>> Start PROVIDED RECORDS

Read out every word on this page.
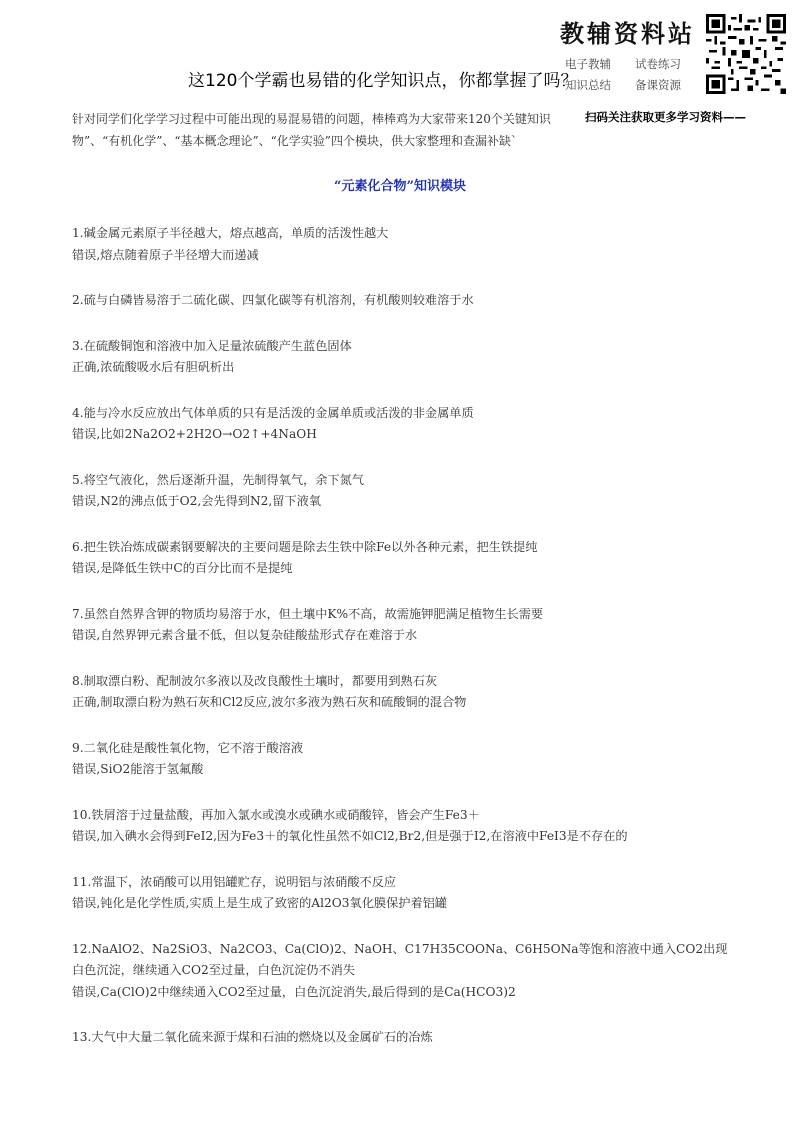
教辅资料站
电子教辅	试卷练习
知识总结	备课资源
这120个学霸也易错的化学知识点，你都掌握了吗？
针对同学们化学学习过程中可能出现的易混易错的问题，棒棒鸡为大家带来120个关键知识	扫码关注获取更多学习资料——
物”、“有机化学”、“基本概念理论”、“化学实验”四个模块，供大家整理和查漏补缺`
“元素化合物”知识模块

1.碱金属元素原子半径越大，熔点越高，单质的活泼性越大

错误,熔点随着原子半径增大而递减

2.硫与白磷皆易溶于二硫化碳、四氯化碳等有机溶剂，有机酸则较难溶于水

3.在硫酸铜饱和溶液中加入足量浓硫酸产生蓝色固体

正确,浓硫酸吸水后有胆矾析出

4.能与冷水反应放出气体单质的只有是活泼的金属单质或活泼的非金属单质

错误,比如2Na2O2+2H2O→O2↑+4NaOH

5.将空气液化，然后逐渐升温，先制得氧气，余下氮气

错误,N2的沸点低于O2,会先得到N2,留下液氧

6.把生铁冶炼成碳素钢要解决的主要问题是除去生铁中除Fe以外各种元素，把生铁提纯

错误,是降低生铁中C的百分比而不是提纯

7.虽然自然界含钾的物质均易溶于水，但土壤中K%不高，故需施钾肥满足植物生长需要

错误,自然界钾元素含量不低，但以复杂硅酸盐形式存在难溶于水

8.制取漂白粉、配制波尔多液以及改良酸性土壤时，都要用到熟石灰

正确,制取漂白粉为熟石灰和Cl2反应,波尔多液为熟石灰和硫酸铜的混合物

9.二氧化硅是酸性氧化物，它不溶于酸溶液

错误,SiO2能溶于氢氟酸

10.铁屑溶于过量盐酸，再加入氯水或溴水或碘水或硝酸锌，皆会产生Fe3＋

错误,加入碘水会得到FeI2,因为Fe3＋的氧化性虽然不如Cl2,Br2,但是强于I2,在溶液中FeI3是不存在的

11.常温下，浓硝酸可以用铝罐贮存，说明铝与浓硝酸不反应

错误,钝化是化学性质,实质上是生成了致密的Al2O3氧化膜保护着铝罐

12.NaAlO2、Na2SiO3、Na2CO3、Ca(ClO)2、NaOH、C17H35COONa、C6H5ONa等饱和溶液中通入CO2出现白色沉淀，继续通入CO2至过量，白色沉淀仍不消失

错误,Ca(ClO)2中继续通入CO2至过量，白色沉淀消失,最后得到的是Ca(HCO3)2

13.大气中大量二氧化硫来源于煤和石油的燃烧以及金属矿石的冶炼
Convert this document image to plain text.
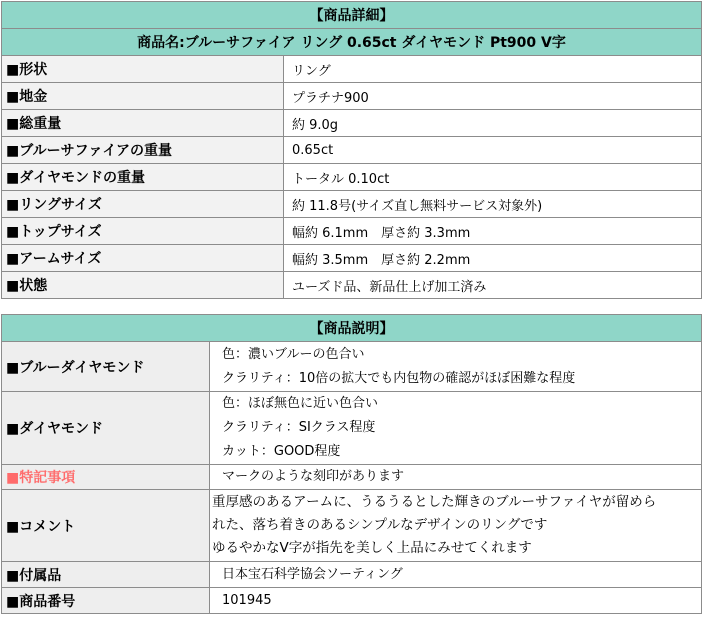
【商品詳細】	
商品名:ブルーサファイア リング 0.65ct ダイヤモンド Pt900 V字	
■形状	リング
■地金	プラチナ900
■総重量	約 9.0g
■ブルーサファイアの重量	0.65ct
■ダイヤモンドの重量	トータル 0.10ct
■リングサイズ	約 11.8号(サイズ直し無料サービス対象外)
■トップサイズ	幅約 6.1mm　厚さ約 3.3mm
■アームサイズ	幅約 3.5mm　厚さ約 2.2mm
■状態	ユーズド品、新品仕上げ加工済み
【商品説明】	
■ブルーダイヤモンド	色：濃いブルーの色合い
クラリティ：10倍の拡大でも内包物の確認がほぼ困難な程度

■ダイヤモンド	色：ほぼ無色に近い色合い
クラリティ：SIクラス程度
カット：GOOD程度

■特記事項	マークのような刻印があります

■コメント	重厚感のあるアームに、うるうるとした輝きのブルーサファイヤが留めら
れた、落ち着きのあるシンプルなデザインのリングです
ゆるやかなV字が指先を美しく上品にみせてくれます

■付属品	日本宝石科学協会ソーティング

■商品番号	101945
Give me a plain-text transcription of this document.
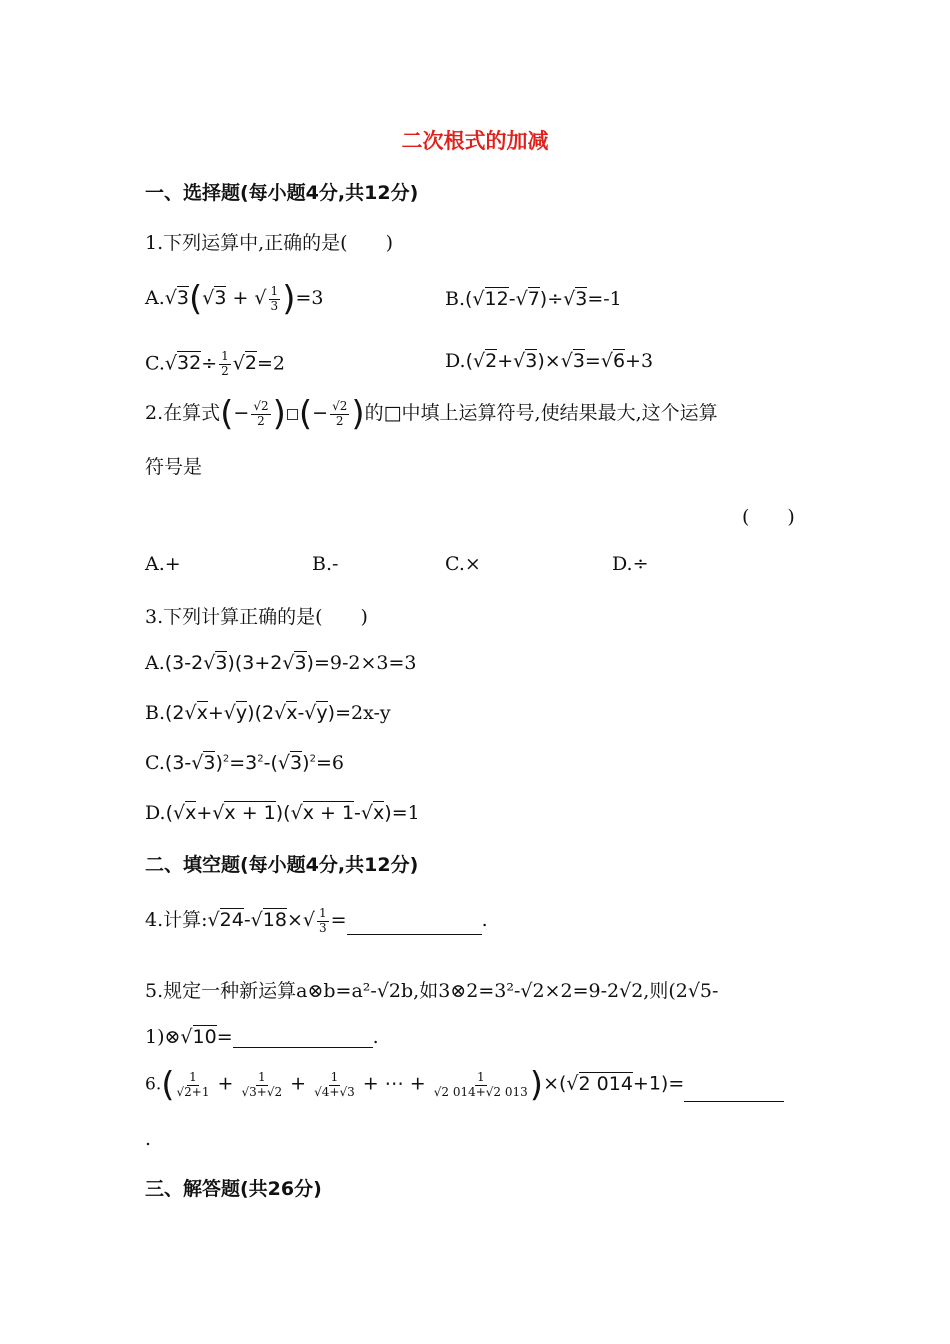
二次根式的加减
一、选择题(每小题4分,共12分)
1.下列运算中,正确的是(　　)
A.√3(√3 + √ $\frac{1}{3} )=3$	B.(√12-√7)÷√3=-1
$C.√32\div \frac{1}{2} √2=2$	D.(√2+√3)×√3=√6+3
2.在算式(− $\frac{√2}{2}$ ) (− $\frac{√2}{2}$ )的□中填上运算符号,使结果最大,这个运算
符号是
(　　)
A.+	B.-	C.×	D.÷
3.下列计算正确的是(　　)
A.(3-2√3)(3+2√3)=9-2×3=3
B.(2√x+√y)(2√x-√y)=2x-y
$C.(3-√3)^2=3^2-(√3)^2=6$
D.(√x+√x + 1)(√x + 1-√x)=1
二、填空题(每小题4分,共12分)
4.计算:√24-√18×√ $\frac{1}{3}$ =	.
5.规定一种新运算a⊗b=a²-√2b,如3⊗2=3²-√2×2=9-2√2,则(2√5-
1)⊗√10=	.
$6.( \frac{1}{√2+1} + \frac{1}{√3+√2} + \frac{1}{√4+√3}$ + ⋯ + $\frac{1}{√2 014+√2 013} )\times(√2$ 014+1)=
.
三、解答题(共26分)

>> End PROVIDED RECORDS

Transcribe all the records above word for word, without their images.

ANSWER IN FULL =
Read out every word on this page.
教辅资料站
电子教辅	试卷练习
知识总结	备课资源
这120个学霸也易错的化学知识点，你都掌握了吗？
针对同学们化学学习过程中可能出现的易混易错的问题，棒棒鸡为大家带来120个关键知识	扫码关注获取更多学习资料——
物”、“有机化学”、“基本概念理论”、“化学实验”四个模块，供大家整理和查漏补缺`
“元素化合物”知识模块

1.碱金属元素原子半径越大，熔点越高，单质的活泼性越大

错误,熔点随着原子半径增大而递减

2.硫与白磷皆易溶于二硫化碳、四氯化碳等有机溶剂，有机酸则较难溶于水

3.在硫酸铜饱和溶液中加入足量浓硫酸产生蓝色固体

正确,浓硫酸吸水后有胆矾析出

4.能与冷水反应放出气体单质的只有是活泼的金属单质或活泼的非金属单质

错误,比如2Na2O2+2H2O→O2↑+4NaOH

5.将空气液化，然后逐渐升温，先制得氧气，余下氮气

错误,N2的沸点低于O2,会先得到N2,留下液氧

6.把生铁冶炼成碳素钢要解决的主要问题是除去生铁中除Fe以外各种元素，把生铁提纯

错误,是降低生铁中C的百分比而不是提纯

7.虽然自然界含钾的物质均易溶于水，但土壤中K%不高，故需施钾肥满足植物生长需要

错误,自然界钾元素含量不低，但以复杂硅酸盐形式存在难溶于水

8.制取漂白粉、配制波尔多液以及改良酸性土壤时，都要用到熟石灰

正确,制取漂白粉为熟石灰和Cl2反应,波尔多液为熟石灰和硫酸铜的混合物

9.二氧化硅是酸性氧化物，它不溶于酸溶液

错误,SiO2能溶于氢氟酸

10.铁屑溶于过量盐酸，再加入氯水或溴水或碘水或硝酸锌，皆会产生Fe3＋

错误,加入碘水会得到FeI2,因为Fe3＋的氧化性虽然不如Cl2,Br2,但是强于I2,在溶液中FeI3是不存在的

11.常温下，浓硝酸可以用铝罐贮存，说明铝与浓硝酸不反应

错误,钝化是化学性质,实质上是生成了致密的Al2O3氧化膜保护着铝罐

12.NaAlO2、Na2SiO3、Na2CO3、Ca(ClO)2、NaOH、C17H35COONa、C6H5ONa等饱和溶液中通入CO2出现白色沉淀，继续通入CO2至过量，白色沉淀仍不消失

错误,Ca(ClO)2中继续通入CO2至过量，白色沉淀消失,最后得到的是Ca(HCO3)2

13.大气中大量二氧化硫来源于煤和石油的燃烧以及金属矿石的冶炼
Convert this document image to plain text.
【商品詳細】	
商品名:ブルーサファイア リング 0.65ct ダイヤモンド Pt900 V字	
■形状	リング
■地金	プラチナ900
■総重量	約 9.0g
■ブルーサファイアの重量	0.65ct
■ダイヤモンドの重量	トータル 0.10ct
■リングサイズ	約 11.8号(サイズ直し無料サービス対象外)
■トップサイズ	幅約 6.1mm　厚さ約 3.3mm
■アームサイズ	幅約 3.5mm　厚さ約 2.2mm
■状態	ユーズド品、新品仕上げ加工済み
【商品説明】	
■ブルーダイヤモンド	色：濃いブルーの色合い
クラリティ：10倍の拡大でも内包物の確認がほぼ困難な程度

■ダイヤモンド	色：ほぼ無色に近い色合い
クラリティ：SIクラス程度
カット：GOOD程度

■特記事項	マークのような刻印があります

■コメント	重厚感のあるアームに、うるうるとした輝きのブルーサファイヤが留めら
れた、落ち着きのあるシンプルなデザインのリングです
ゆるやかなV字が指先を美しく上品にみせてくれます

■付属品	日本宝石科学協会ソーティング

■商品番号	101945
Give me a plain-text transcription of this document.
二次根式的加减
一、选择题(每小题4分,共12分)
1.下列运算中,正确的是(　　)
A.√3(√3 + √ $\frac{1}{3} )=3$	B.(√12-√7)÷√3=-1
$C.√32\div \frac{1}{2} √2=2$	D.(√2+√3)×√3=√6+3
2.在算式(− $\frac{√2}{2}$ ) (− $\frac{√2}{2}$ )的□中填上运算符号,使结果最大,这个运算
符号是
(　　)
A.+	B.-	C.×	D.÷
3.下列计算正确的是(　　)
A.(3-2√3)(3+2√3)=9-2×3=3
B.(2√x+√y)(2√x-√y)=2x-y
$C.(3-√3)^2=3^2-(√3)^2=6$
D.(√x+√x + 1)(√x + 1-√x)=1
二、填空题(每小题4分,共12分)
4.计算:√24-√18×√ $\frac{1}{3}$ =	.
5.规定一种新运算a⊗b=a²-√2b,如3⊗2=3²-√2×2=9-2√2,则(2√5-
1)⊗√10=	.
$6.( \frac{1}{√2+1} + \frac{1}{√3+√2} + \frac{1}{√4+√3}$ + ⋯ + $\frac{1}{√2 014+√2 013} )\times(√2$ 014+1)=
.
三、解答题(共26分)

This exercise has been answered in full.